* **Text extract**
┄┄┄┄┄┄

So I guess you could say I got out of the habit of buying meat and dairy.

Luckily I have corrected for that, and most days I have at least one meal where meat and/or dairy is featured.

Because those are the only sources of B12, folks. We are, in that one sense, obligate carnivores. We have to have animal products of some kind.

The only choice we have in the matter is whether the animal whose B12 we are eating died for our needs or only made a donation.

This makes me really worry about total vegans.

Julian, you’re in the clear because you eat fish.

But total vegans must, if they are strict in their diet, be operating in a constant state of Vitamin B12 deficiency.

It’s actually, quite ironically, a very unhealthy lifestyle.

And furthermore, this hummus is awful.

It’s Sabra classic hummus, and to me, it has a very bitter taste.

I say “to me” because my Spidey sense is telling me that this is going to be one of those times when something tastes fine to everyone else but awful to me.

Perhaps that’s just the depression talking. Perhaps not.

All I can say is that I am bitterly (ha) disappointed. I was really looking forward to have hummus on a Ritz or a potato chip, but this shit is horrible.

Oh shit. And I know why. Because it’s two days past its “best before” date.

I bought the hummus as part of the grocery order before this one, but then ate all the Triscuits I ordered to be its delivery platform before I got around to the hummus.

Life lesson learned. Hummus does not “keep”.

I hope the amount I have already eaten doesn’t make me sick.

But I just might

I was probably better off not knowing that.

I will probably talk to you nice people again tomorrow.

┄┄┄┄┄┄

* **Data shown**

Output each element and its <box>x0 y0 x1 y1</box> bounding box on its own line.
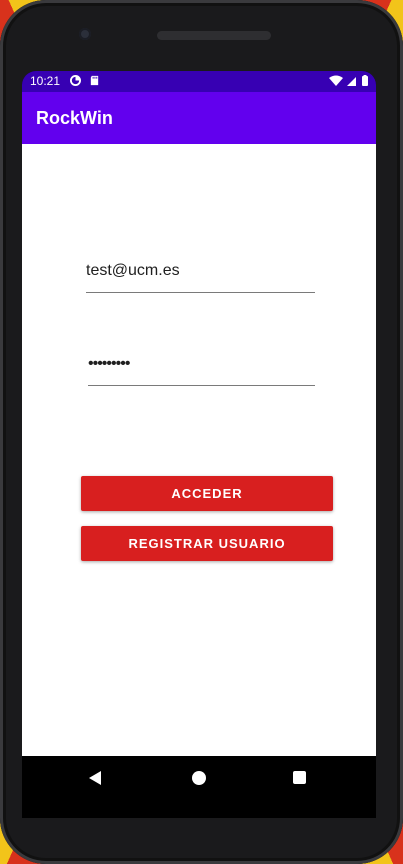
password-value: ••••••••• <box>88 355 130 372</box>
battery-icon <box>362 76 368 86</box>
cell-signal-icon <box>347 77 356 86</box>
status-right-icons <box>329 75 368 86</box>
email-field[interactable]: test@ucm.es <box>86 252 315 293</box>
navigation-bar <box>22 756 376 818</box>
home-icon[interactable] <box>192 771 206 785</box>
password-field[interactable]: ••••••••• <box>88 345 315 386</box>
status-bar: 10:21 <box>22 71 376 92</box>
app-title: RockWin <box>36 108 113 128</box>
front-camera <box>79 28 91 40</box>
back-icon[interactable] <box>88 770 102 786</box>
register-button[interactable]: REGISTRAR USUARIO <box>81 526 333 561</box>
status-time: 10:21 <box>30 74 61 88</box>
login-button[interactable]: ACCEDER <box>81 476 333 511</box>
wifi-icon <box>329 75 343 86</box>
phone-screen: 10:21 RockWin test@ucm.es ••••••••• ACCE… <box>22 71 376 818</box>
login-screen: test@ucm.es ••••••••• ACCEDER REGISTRAR … <box>22 144 376 756</box>
sd-card-icon <box>90 75 99 86</box>
recents-icon[interactable] <box>293 771 306 784</box>
earpiece-speaker <box>157 31 271 40</box>
app-bar: RockWin <box>22 92 376 144</box>
phone-frame: 10:21 RockWin test@ucm.es ••••••••• ACCE… <box>0 0 403 864</box>
data-saver-icon <box>70 75 81 86</box>
email-value: test@ucm.es <box>86 262 180 279</box>
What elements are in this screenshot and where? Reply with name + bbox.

┄┄┄┄┄┄

* **What to work on**
1. Set down, word for word, the passage of the hummus post that opens with the words containing "Perhaps that’s just" and closes with "shit is horrible.".
2. Name every food or snack that the hummus post mentions.
3. In the hummus post, how far past its "best before" date is the hummus?
The data above are independent material and are unrelated to the hummus post.

* **The responses**
1.
Perhaps that’s just the depression talking. Perhaps not.

All I can say is that I am bitterly (ha) disappointed. I was really looking forward to have hummus on a Ritz or a potato chip, but this shit is horrible.

2.
- meat
- dairy
- fish
- hummus (Sabra classic hummus)
- Ritz
- potato chip
- Triscuits

3. Two days.